-- EXCERPT follows --
Medium-chain triglycerides, or MCTs, are a special type of fat that get their name from their chemical structure, or their length or chain of carbon molecules.
They’re mostly extracted from palm, and palm kernel oil, but small amounts of MCTs can be found in grass-fed butter and other dairy products.
There are four types of MCTs ranging from 6 to 12 carbons long:
C6: Caproic acid – Converts to ketones, or fuel, quickly but tends to cause digestive issues and smells and tastes unpleasant, even after processing.
C8: Caprylic acid – The most ideal MCT as it converts to ketones within minutes and is odorless, flavorless and may be easier on your digestive tract. C8 is the most valued and most expensive MCT. It’s also the rarest type.
-- EXCERPT concluded --
-- EXTRACTED INFORMATION follows --
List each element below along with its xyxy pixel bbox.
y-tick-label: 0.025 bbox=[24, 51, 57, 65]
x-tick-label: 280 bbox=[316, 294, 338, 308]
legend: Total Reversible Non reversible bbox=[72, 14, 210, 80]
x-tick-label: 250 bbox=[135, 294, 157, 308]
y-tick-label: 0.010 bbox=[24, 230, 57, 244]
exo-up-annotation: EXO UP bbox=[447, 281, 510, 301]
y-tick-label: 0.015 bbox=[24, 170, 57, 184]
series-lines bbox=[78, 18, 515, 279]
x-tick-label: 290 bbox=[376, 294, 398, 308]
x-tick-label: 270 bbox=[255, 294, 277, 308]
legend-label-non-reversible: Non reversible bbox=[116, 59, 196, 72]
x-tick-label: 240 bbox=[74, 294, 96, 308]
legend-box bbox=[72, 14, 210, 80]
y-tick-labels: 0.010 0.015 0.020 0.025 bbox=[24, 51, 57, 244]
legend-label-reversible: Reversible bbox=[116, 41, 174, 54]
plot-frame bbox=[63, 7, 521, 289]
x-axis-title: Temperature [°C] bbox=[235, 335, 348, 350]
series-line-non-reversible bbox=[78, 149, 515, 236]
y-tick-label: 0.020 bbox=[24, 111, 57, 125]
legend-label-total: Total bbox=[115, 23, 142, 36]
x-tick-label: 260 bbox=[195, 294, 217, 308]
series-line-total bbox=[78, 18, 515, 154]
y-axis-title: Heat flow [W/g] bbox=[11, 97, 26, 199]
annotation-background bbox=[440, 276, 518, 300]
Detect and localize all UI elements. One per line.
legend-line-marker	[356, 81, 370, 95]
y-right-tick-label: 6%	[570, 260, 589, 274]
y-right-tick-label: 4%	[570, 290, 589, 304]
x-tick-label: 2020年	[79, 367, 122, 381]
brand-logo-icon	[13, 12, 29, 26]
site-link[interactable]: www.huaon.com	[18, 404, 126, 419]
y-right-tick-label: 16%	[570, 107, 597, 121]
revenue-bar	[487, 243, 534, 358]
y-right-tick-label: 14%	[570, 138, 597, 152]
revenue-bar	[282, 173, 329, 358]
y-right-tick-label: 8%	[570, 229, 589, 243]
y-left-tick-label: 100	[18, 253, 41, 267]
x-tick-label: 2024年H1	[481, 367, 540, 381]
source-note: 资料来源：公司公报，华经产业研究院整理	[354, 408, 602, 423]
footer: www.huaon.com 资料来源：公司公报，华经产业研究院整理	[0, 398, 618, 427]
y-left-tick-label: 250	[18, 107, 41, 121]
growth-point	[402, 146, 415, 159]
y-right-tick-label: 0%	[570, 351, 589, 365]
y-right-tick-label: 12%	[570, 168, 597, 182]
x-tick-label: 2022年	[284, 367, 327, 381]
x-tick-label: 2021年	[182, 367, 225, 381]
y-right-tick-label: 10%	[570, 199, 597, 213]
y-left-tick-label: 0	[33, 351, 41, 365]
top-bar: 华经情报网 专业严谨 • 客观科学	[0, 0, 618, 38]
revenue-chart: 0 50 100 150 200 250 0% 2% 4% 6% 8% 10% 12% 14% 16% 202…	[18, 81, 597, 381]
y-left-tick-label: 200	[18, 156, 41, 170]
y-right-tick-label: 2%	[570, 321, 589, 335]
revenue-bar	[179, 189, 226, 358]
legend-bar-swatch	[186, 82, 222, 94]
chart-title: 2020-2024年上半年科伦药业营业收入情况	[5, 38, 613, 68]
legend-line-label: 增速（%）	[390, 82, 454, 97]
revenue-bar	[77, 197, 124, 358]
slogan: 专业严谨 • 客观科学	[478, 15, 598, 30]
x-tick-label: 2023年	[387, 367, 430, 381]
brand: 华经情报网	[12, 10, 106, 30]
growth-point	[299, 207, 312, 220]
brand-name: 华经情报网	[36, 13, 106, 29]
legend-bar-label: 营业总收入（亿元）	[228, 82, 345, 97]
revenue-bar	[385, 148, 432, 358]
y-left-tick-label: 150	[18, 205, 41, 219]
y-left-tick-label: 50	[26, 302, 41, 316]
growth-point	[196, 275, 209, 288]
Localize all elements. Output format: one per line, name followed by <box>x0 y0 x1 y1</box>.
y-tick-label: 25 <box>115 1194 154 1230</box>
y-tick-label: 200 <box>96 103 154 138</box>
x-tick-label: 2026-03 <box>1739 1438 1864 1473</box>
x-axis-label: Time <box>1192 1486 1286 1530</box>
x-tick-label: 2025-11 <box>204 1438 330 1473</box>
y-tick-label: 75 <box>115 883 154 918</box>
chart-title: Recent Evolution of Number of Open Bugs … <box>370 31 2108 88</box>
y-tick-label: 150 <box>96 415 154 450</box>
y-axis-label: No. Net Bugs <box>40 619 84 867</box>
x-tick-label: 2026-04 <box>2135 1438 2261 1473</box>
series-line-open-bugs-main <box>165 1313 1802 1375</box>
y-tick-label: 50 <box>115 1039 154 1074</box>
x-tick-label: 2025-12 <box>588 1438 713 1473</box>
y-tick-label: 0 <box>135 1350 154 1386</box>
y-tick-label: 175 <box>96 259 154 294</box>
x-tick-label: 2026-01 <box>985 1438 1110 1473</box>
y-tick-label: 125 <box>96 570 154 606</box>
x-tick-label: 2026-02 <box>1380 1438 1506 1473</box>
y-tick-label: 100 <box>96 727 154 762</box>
-- EXTRACTED INFORMATION concluded --
WORK INSTRUCTIONS ▸
1. Translate this sentence from the passage on medium-chain triglycerides into Spanish: "C8 is the most valued and most expensive MCT."
2. Answer these questions using the passage on medium-chain triglycerides:
(a) From what are MCTs mostly extracted?
(b) How many types of MCTs are there, and what is their range in carbon length?
(c) Which type of MCT is the rarest?
3. Pick up the passage on medium-chain triglycerides after its last sentence and write the next part.
The rows come from a different source than the passage on medium-chain triglycerides.

SOLVED PROBLEMS ▸
1. El C8 es el MCT más valorado y más caro.

2.
(a) Palm and palm kernel oil.
(b) Four types, ranging from 6 to 12 carbons long.
(c) C8, caprylic acid.

3.
C10: Capric acid – Less efficient than C8 in converting to ketones in your liver, and because it is much more common than C8, it is less expensive to produce. This is the type of MCT found in most commercial brands.
C12: Lauric acid – Very abundant in coconut oil, but lauric acid doesn’t really function as a true MCT. Behaving more like a long-chain fatty acid, C12 is more difficult for your liver to absorb and break down into ketones.
As a general rule, shorter-chained MCTs are more readily converted into ketones, which are energy molecules that are created by your liver from fats.